Return all lines in the material below that contain "violadavis".

________________________________________

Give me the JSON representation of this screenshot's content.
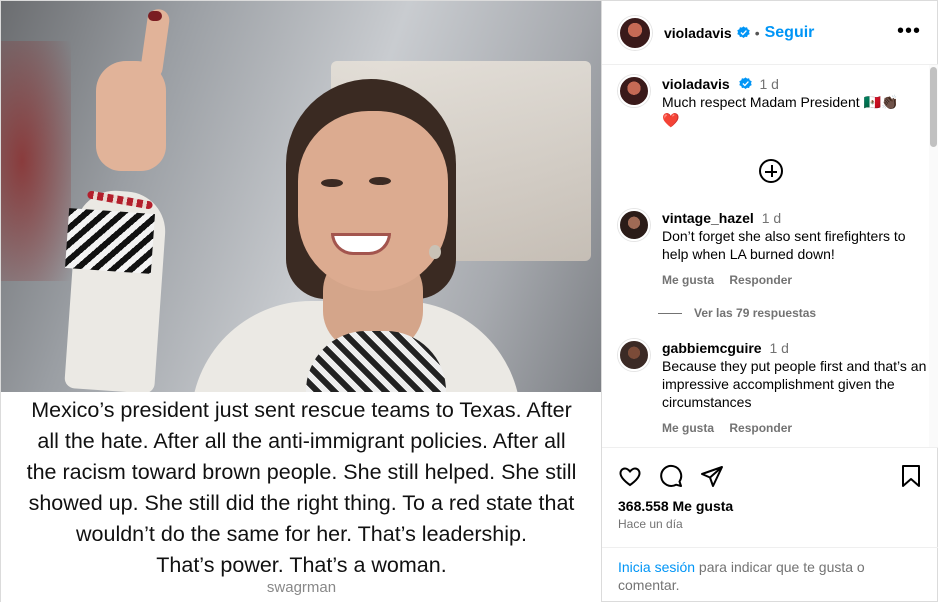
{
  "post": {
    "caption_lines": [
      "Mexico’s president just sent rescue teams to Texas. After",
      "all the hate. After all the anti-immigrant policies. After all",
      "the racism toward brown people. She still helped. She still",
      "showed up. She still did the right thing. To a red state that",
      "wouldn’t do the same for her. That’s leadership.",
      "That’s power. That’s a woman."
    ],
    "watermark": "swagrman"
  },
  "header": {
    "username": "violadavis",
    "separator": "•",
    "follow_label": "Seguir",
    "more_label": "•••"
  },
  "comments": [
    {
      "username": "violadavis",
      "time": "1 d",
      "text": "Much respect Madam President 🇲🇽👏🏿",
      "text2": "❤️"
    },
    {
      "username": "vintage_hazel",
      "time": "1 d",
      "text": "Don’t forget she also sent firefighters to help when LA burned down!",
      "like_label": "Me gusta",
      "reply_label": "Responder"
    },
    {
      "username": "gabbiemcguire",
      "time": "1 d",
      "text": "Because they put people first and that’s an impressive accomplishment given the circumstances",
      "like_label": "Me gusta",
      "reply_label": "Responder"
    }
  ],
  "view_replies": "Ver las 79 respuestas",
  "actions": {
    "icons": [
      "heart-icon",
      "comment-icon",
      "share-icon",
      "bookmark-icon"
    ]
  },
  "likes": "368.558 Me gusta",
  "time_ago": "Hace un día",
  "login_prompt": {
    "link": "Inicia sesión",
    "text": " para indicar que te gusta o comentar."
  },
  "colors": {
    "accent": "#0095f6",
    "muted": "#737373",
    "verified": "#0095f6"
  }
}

________________________________________

TASK ANSWER:
    "username": "violadavis",
      "username": "violadavis",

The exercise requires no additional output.